Write out the listing exactly as it is given.
-------- Input records --------
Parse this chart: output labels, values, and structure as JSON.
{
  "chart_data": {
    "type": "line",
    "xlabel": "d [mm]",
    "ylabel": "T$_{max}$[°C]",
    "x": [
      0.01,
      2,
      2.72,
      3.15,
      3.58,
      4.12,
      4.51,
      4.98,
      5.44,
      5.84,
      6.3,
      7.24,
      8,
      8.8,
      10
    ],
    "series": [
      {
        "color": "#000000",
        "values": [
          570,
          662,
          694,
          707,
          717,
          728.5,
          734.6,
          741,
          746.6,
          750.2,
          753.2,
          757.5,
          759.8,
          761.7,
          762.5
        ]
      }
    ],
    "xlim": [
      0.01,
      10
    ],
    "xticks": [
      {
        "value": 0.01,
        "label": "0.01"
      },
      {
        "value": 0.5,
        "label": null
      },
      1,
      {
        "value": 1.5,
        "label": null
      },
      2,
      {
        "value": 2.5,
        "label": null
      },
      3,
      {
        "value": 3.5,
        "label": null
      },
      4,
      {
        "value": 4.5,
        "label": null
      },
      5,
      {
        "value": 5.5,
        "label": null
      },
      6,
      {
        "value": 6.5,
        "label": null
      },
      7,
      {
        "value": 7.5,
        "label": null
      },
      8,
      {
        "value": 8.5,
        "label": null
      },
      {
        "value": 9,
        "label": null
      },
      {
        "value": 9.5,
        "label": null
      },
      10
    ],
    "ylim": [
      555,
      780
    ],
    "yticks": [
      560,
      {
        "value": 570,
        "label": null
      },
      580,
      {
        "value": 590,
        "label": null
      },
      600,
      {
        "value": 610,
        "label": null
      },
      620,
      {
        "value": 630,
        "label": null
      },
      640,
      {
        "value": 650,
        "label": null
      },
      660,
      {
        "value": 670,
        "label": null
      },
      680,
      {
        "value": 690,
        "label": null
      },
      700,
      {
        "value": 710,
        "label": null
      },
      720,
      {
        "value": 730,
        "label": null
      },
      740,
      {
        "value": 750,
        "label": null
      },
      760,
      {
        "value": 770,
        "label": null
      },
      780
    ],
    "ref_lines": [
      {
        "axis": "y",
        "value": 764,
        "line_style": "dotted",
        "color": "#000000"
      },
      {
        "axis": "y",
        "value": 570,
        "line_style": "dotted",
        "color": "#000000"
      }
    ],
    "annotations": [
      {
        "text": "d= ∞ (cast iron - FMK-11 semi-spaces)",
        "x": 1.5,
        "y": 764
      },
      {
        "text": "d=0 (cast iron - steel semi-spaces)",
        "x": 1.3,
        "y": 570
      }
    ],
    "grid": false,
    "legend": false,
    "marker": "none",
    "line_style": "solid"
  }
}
--------
**Right answer**
Parse this chart: output labels, values, and structure as JSON.
{
  "chart_data": {
    "type": "line",
    "xlabel": "d [mm]",
    "ylabel": "T$_{max}$[°C]",
    "x": [
      0.01,
      2,
      2.72,
      3.15,
      3.58,
      4.12,
      4.51,
      4.98,
      5.44,
      5.84,
      6.3,
      7.24,
      8,
      8.8,
      10
    ],
    "series": [
      {
        "color": "#000000",
        "values": [
          570,
          662,
          694,
          707,
          717,
          728.5,
          734.6,
          741,
          746.6,
          750.2,
          753.2,
          757.5,
          759.8,
          761.7,
          762.5
        ]
      }
    ],
    "xlim": [
      0.01,
      10
    ],
    "xticks": [
      {
        "value": 0.01,
        "label": "0.01"
      },
      {
        "value": 0.5,
        "label": null
      },
      1,
      {
        "value": 1.5,
        "label": null
      },
      2,
      {
        "value": 2.5,
        "label": null
      },
      3,
      {
        "value": 3.5,
        "label": null
      },
      4,
      {
        "value": 4.5,
        "label": null
      },
      5,
      {
        "value": 5.5,
        "label": null
      },
      6,
      {
        "value": 6.5,
        "label": null
      },
      7,
      {
        "value": 7.5,
        "label": null
      },
      8,
      {
        "value": 8.5,
        "label": null
      },
      {
        "value": 9,
        "label": null
      },
      {
        "value": 9.5,
        "label": null
      },
      10
    ],
    "ylim": [
      555,
      780
    ],
    "yticks": [
      560,
      {
        "value": 570,
        "label": null
      },
      580,
      {
        "value": 590,
        "label": null
      },
      600,
      {
        "value": 610,
        "label": null
      },
      620,
      {
        "value": 630,
        "label": null
      },
      640,
      {
        "value": 650,
        "label": null
      },
      660,
      {
        "value": 670,
        "label": null
      },
      680,
      {
        "value": 690,
        "label": null
      },
      700,
      {
        "value": 710,
        "label": null
      },
      720,
      {
        "value": 730,
        "label": null
      },
      740,
      {
        "value": 750,
        "label": null
      },
      760,
      {
        "value": 770,
        "label": null
      },
      780
    ],
    "ref_lines": [
      {
        "axis": "y",
        "value": 764,
        "line_style": "dotted",
        "color": "#000000"
      },
      {
        "axis": "y",
        "value": 570,
        "line_style": "dotted",
        "color": "#000000"
      }
    ],
    "annotations": [
      {
        "text": "d= ∞ (cast iron - FMK-11 semi-spaces)",
        "x": 1.5,
        "y": 764
      },
      {
        "text": "d=0 (cast iron - steel semi-spaces)",
        "x": 1.3,
        "y": 570
      }
    ],
    "grid": false,
    "legend": false,
    "marker": "none",
    "line_style": "solid"
  }
}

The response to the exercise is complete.